[Stored records]

▬▬▬▬▬▬

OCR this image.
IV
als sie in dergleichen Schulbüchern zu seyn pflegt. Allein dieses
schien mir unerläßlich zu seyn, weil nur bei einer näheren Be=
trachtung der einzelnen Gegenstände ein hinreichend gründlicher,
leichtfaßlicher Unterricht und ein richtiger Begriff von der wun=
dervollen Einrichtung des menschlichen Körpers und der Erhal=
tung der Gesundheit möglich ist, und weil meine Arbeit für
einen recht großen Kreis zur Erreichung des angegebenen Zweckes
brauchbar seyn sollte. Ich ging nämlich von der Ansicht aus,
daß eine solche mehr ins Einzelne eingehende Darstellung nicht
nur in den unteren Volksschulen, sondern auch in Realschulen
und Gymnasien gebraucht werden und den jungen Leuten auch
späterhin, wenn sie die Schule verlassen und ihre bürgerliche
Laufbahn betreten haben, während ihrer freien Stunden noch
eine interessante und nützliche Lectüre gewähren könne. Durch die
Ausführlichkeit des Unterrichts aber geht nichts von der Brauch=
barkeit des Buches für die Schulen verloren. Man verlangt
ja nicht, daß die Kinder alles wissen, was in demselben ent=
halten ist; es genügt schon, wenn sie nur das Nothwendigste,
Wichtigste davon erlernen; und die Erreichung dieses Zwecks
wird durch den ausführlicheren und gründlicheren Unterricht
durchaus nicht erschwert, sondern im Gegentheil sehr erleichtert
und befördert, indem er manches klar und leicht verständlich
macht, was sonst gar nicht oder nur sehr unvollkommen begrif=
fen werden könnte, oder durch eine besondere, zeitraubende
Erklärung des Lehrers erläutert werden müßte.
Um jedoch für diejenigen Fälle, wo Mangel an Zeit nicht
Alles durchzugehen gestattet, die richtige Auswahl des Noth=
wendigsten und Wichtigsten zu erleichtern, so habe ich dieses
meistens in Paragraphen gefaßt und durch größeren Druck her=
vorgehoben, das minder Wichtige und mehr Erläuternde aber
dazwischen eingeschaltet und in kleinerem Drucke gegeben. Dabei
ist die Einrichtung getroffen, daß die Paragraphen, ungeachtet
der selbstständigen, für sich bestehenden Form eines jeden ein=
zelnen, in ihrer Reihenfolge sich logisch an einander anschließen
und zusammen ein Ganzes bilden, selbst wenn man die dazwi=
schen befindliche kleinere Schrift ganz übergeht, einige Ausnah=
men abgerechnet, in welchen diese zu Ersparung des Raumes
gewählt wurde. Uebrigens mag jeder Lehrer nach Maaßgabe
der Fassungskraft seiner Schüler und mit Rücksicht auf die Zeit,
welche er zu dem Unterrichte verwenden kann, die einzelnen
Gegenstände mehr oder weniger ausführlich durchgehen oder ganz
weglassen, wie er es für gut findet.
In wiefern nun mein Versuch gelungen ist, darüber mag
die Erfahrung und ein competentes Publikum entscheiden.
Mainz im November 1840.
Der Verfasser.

▬▬▬▬▬▬

Exercise objective: From the data above, gather every line that includes the word "sehr".

Response for this exercise:
durchaus nicht erschwert, sondern im Gegentheil sehr erleichtert
macht, was sonst gar nicht oder nur sehr unvollkommen begrif=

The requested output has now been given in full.